++++ DATA SUPPLIED ++++
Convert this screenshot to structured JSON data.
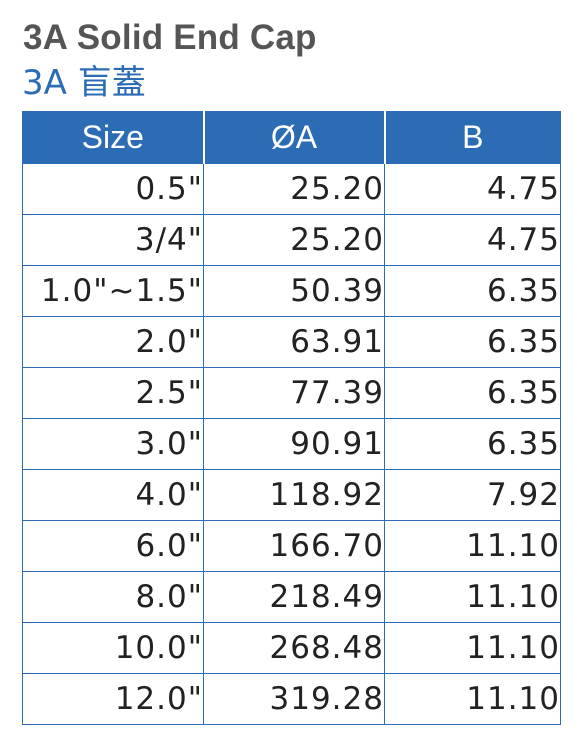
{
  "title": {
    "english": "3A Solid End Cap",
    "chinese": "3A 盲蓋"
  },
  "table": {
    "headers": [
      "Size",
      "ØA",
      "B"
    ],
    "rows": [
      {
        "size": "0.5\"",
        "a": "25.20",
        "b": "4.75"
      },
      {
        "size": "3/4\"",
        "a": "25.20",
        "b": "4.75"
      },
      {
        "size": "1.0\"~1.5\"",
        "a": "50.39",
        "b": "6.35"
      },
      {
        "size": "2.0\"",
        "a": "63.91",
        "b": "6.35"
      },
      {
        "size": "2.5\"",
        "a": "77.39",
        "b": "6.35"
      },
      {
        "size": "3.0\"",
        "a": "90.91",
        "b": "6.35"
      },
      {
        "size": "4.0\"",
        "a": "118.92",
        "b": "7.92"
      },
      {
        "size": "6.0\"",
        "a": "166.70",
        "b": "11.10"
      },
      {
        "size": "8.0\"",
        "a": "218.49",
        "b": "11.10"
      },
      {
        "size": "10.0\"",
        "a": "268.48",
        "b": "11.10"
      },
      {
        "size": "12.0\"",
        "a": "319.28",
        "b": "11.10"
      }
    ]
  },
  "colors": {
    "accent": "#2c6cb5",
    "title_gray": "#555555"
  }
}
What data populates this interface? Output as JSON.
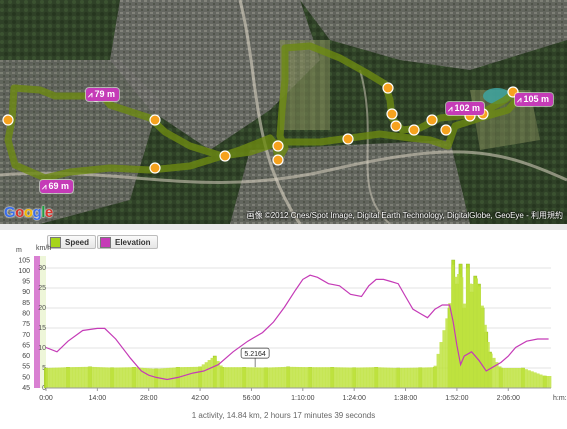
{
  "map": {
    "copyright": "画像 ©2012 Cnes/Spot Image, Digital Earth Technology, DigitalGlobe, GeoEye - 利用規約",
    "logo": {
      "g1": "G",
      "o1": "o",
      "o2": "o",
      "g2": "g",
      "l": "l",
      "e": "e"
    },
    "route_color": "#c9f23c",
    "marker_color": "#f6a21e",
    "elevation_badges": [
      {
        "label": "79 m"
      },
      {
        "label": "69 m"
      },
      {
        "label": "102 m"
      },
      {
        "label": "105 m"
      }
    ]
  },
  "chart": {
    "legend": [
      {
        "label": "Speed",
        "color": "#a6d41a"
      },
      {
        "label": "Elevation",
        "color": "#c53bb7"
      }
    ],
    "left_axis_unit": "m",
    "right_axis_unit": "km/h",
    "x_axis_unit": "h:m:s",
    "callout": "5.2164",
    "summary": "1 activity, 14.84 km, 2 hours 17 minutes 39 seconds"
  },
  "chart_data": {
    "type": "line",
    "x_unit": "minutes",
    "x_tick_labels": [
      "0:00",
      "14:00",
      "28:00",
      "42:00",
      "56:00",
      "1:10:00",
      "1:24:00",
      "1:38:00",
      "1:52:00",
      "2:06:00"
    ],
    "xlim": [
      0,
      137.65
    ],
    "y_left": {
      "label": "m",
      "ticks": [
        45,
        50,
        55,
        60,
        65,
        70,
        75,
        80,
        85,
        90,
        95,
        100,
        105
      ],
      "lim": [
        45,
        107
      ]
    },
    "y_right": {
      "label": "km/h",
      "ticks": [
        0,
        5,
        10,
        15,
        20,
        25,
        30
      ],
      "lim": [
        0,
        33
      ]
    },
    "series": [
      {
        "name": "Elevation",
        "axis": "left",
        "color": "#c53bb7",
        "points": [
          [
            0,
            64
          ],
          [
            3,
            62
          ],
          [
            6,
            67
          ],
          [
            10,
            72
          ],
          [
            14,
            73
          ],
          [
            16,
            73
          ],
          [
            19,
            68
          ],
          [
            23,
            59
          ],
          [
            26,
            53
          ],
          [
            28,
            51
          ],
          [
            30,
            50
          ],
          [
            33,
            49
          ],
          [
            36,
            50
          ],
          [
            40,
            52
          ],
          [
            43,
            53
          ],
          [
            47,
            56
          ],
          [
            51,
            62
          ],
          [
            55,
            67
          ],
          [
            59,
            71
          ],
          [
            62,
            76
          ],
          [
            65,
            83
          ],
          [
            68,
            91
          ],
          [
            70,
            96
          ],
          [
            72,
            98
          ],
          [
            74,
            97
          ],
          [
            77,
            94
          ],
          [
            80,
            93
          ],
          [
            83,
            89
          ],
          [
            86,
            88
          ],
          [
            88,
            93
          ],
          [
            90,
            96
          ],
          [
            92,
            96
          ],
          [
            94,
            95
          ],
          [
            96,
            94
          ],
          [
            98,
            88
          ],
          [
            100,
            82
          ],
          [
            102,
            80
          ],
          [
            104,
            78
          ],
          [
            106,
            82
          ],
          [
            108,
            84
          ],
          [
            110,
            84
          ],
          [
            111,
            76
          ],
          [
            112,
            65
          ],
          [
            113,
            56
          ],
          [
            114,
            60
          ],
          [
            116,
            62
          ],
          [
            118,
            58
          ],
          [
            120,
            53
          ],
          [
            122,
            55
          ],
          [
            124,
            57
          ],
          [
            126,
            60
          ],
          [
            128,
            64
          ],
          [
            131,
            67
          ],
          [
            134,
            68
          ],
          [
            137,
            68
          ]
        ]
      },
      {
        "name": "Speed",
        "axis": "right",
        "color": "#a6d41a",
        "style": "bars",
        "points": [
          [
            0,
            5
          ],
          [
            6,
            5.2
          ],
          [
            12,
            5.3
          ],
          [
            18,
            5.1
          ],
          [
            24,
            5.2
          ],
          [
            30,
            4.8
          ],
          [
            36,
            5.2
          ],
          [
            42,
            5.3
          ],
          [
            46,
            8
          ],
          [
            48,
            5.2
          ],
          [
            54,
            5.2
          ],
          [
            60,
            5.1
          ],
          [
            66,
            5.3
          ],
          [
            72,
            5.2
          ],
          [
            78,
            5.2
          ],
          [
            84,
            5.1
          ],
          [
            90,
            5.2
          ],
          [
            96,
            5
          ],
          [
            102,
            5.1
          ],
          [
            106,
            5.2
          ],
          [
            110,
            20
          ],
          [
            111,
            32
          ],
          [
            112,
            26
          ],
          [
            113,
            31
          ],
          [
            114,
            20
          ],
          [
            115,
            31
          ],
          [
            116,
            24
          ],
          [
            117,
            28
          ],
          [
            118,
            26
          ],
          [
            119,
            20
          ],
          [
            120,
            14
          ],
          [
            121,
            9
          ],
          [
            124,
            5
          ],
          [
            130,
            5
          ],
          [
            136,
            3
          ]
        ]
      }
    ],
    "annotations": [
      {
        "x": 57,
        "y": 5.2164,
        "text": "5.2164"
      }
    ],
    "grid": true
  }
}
++++
* **WHAT IS EXPECTED**
From the listing above, print every entry precisely and drop the pictures.

* **SOLUTION BELOW**
Convert this screenshot to structured JSON data.
{
  "title": {
    "english": "3A Solid End Cap",
    "chinese": "3A 盲蓋"
  },
  "table": {
    "headers": [
      "Size",
      "ØA",
      "B"
    ],
    "rows": [
      {
        "size": "0.5\"",
        "a": "25.20",
        "b": "4.75"
      },
      {
        "size": "3/4\"",
        "a": "25.20",
        "b": "4.75"
      },
      {
        "size": "1.0\"~1.5\"",
        "a": "50.39",
        "b": "6.35"
      },
      {
        "size": "2.0\"",
        "a": "63.91",
        "b": "6.35"
      },
      {
        "size": "2.5\"",
        "a": "77.39",
        "b": "6.35"
      },
      {
        "size": "3.0\"",
        "a": "90.91",
        "b": "6.35"
      },
      {
        "size": "4.0\"",
        "a": "118.92",
        "b": "7.92"
      },
      {
        "size": "6.0\"",
        "a": "166.70",
        "b": "11.10"
      },
      {
        "size": "8.0\"",
        "a": "218.49",
        "b": "11.10"
      },
      {
        "size": "10.0\"",
        "a": "268.48",
        "b": "11.10"
      },
      {
        "size": "12.0\"",
        "a": "319.28",
        "b": "11.10"
      }
    ]
  },
  "colors": {
    "accent": "#2c6cb5",
    "title_gray": "#555555"
  }
}
What data populates this interface? Output as JSON.
{
  "map": {
    "copyright": "画像 ©2012 Cnes/Spot Image, Digital Earth Technology, DigitalGlobe, GeoEye - 利用規約",
    "logo": {
      "g1": "G",
      "o1": "o",
      "o2": "o",
      "g2": "g",
      "l": "l",
      "e": "e"
    },
    "route_color": "#c9f23c",
    "marker_color": "#f6a21e",
    "elevation_badges": [
      {
        "label": "79 m"
      },
      {
        "label": "69 m"
      },
      {
        "label": "102 m"
      },
      {
        "label": "105 m"
      }
    ]
  },
  "chart": {
    "legend": [
      {
        "label": "Speed",
        "color": "#a6d41a"
      },
      {
        "label": "Elevation",
        "color": "#c53bb7"
      }
    ],
    "left_axis_unit": "m",
    "right_axis_unit": "km/h",
    "x_axis_unit": "h:m:s",
    "callout": "5.2164",
    "summary": "1 activity, 14.84 km, 2 hours 17 minutes 39 seconds"
  },
  "chart_data": {
    "type": "line",
    "x_unit": "minutes",
    "x_tick_labels": [
      "0:00",
      "14:00",
      "28:00",
      "42:00",
      "56:00",
      "1:10:00",
      "1:24:00",
      "1:38:00",
      "1:52:00",
      "2:06:00"
    ],
    "xlim": [
      0,
      137.65
    ],
    "y_left": {
      "label": "m",
      "ticks": [
        45,
        50,
        55,
        60,
        65,
        70,
        75,
        80,
        85,
        90,
        95,
        100,
        105
      ],
      "lim": [
        45,
        107
      ]
    },
    "y_right": {
      "label": "km/h",
      "ticks": [
        0,
        5,
        10,
        15,
        20,
        25,
        30
      ],
      "lim": [
        0,
        33
      ]
    },
    "series": [
      {
        "name": "Elevation",
        "axis": "left",
        "color": "#c53bb7",
        "points": [
          [
            0,
            64
          ],
          [
            3,
            62
          ],
          [
            6,
            67
          ],
          [
            10,
            72
          ],
          [
            14,
            73
          ],
          [
            16,
            73
          ],
          [
            19,
            68
          ],
          [
            23,
            59
          ],
          [
            26,
            53
          ],
          [
            28,
            51
          ],
          [
            30,
            50
          ],
          [
            33,
            49
          ],
          [
            36,
            50
          ],
          [
            40,
            52
          ],
          [
            43,
            53
          ],
          [
            47,
            56
          ],
          [
            51,
            62
          ],
          [
            55,
            67
          ],
          [
            59,
            71
          ],
          [
            62,
            76
          ],
          [
            65,
            83
          ],
          [
            68,
            91
          ],
          [
            70,
            96
          ],
          [
            72,
            98
          ],
          [
            74,
            97
          ],
          [
            77,
            94
          ],
          [
            80,
            93
          ],
          [
            83,
            89
          ],
          [
            86,
            88
          ],
          [
            88,
            93
          ],
          [
            90,
            96
          ],
          [
            92,
            96
          ],
          [
            94,
            95
          ],
          [
            96,
            94
          ],
          [
            98,
            88
          ],
          [
            100,
            82
          ],
          [
            102,
            80
          ],
          [
            104,
            78
          ],
          [
            106,
            82
          ],
          [
            108,
            84
          ],
          [
            110,
            84
          ],
          [
            111,
            76
          ],
          [
            112,
            65
          ],
          [
            113,
            56
          ],
          [
            114,
            60
          ],
          [
            116,
            62
          ],
          [
            118,
            58
          ],
          [
            120,
            53
          ],
          [
            122,
            55
          ],
          [
            124,
            57
          ],
          [
            126,
            60
          ],
          [
            128,
            64
          ],
          [
            131,
            67
          ],
          [
            134,
            68
          ],
          [
            137,
            68
          ]
        ]
      },
      {
        "name": "Speed",
        "axis": "right",
        "color": "#a6d41a",
        "style": "bars",
        "points": [
          [
            0,
            5
          ],
          [
            6,
            5.2
          ],
          [
            12,
            5.3
          ],
          [
            18,
            5.1
          ],
          [
            24,
            5.2
          ],
          [
            30,
            4.8
          ],
          [
            36,
            5.2
          ],
          [
            42,
            5.3
          ],
          [
            46,
            8
          ],
          [
            48,
            5.2
          ],
          [
            54,
            5.2
          ],
          [
            60,
            5.1
          ],
          [
            66,
            5.3
          ],
          [
            72,
            5.2
          ],
          [
            78,
            5.2
          ],
          [
            84,
            5.1
          ],
          [
            90,
            5.2
          ],
          [
            96,
            5
          ],
          [
            102,
            5.1
          ],
          [
            106,
            5.2
          ],
          [
            110,
            20
          ],
          [
            111,
            32
          ],
          [
            112,
            26
          ],
          [
            113,
            31
          ],
          [
            114,
            20
          ],
          [
            115,
            31
          ],
          [
            116,
            24
          ],
          [
            117,
            28
          ],
          [
            118,
            26
          ],
          [
            119,
            20
          ],
          [
            120,
            14
          ],
          [
            121,
            9
          ],
          [
            124,
            5
          ],
          [
            130,
            5
          ],
          [
            136,
            3
          ]
        ]
      }
    ],
    "annotations": [
      {
        "x": 57,
        "y": 5.2164,
        "text": "5.2164"
      }
    ],
    "grid": true
  }
}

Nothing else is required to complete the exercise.